→ **Supplied records**
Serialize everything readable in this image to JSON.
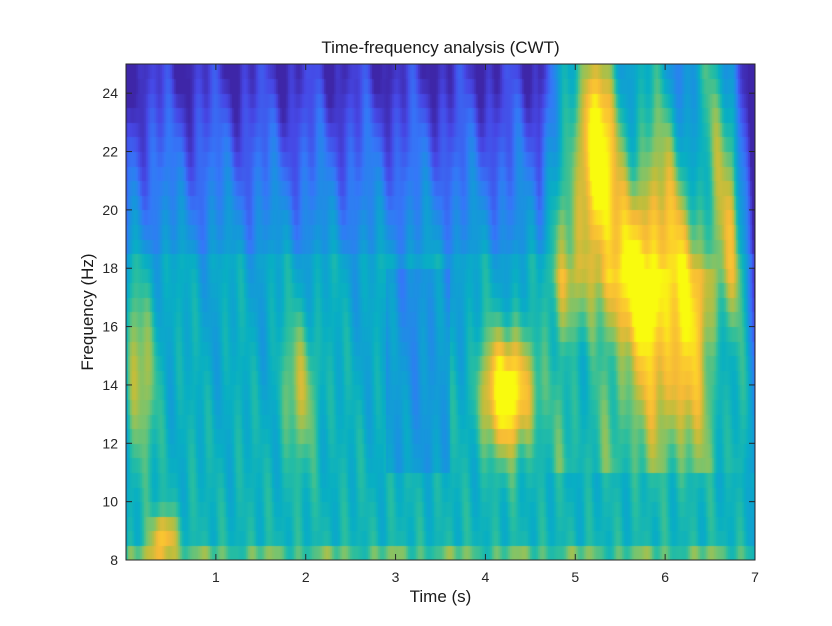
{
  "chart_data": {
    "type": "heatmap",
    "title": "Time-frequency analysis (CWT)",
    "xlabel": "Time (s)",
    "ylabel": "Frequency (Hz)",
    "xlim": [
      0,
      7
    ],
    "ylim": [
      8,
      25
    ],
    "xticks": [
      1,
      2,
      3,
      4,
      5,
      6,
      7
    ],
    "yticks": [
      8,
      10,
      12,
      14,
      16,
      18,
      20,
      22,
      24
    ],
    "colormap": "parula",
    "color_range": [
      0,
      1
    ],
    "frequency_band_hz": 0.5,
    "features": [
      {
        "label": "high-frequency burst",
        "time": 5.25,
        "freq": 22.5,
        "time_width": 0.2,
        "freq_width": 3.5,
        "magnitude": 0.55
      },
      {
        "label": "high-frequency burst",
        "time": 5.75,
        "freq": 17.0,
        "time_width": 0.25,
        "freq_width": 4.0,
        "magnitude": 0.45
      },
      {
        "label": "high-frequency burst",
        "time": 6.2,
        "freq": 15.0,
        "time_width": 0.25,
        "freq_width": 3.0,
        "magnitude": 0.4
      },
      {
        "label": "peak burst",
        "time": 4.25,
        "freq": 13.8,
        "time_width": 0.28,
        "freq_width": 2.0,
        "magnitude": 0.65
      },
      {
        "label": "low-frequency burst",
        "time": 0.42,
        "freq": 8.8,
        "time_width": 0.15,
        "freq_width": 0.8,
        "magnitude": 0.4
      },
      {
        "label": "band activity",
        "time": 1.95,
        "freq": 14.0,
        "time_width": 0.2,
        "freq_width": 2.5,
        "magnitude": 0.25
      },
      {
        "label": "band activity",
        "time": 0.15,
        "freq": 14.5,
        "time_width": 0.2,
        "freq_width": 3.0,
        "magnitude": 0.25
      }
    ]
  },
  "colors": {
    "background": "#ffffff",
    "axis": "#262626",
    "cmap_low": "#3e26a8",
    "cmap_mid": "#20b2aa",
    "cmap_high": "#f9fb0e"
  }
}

→ **Task goal**
Set down every record once more, word for word, without pictures.

→ **Task response**
Serialize everything readable in this image to JSON.
{
  "chart_data": {
    "type": "heatmap",
    "title": "Time-frequency analysis (CWT)",
    "xlabel": "Time (s)",
    "ylabel": "Frequency (Hz)",
    "xlim": [
      0,
      7
    ],
    "ylim": [
      8,
      25
    ],
    "xticks": [
      1,
      2,
      3,
      4,
      5,
      6,
      7
    ],
    "yticks": [
      8,
      10,
      12,
      14,
      16,
      18,
      20,
      22,
      24
    ],
    "colormap": "parula",
    "color_range": [
      0,
      1
    ],
    "frequency_band_hz": 0.5,
    "features": [
      {
        "label": "high-frequency burst",
        "time": 5.25,
        "freq": 22.5,
        "time_width": 0.2,
        "freq_width": 3.5,
        "magnitude": 0.55
      },
      {
        "label": "high-frequency burst",
        "time": 5.75,
        "freq": 17.0,
        "time_width": 0.25,
        "freq_width": 4.0,
        "magnitude": 0.45
      },
      {
        "label": "high-frequency burst",
        "time": 6.2,
        "freq": 15.0,
        "time_width": 0.25,
        "freq_width": 3.0,
        "magnitude": 0.4
      },
      {
        "label": "peak burst",
        "time": 4.25,
        "freq": 13.8,
        "time_width": 0.28,
        "freq_width": 2.0,
        "magnitude": 0.65
      },
      {
        "label": "low-frequency burst",
        "time": 0.42,
        "freq": 8.8,
        "time_width": 0.15,
        "freq_width": 0.8,
        "magnitude": 0.4
      },
      {
        "label": "band activity",
        "time": 1.95,
        "freq": 14.0,
        "time_width": 0.2,
        "freq_width": 2.5,
        "magnitude": 0.25
      },
      {
        "label": "band activity",
        "time": 0.15,
        "freq": 14.5,
        "time_width": 0.2,
        "freq_width": 3.0,
        "magnitude": 0.25
      }
    ]
  },
  "colors": {
    "background": "#ffffff",
    "axis": "#262626",
    "cmap_low": "#3e26a8",
    "cmap_mid": "#20b2aa",
    "cmap_high": "#f9fb0e"
  }
}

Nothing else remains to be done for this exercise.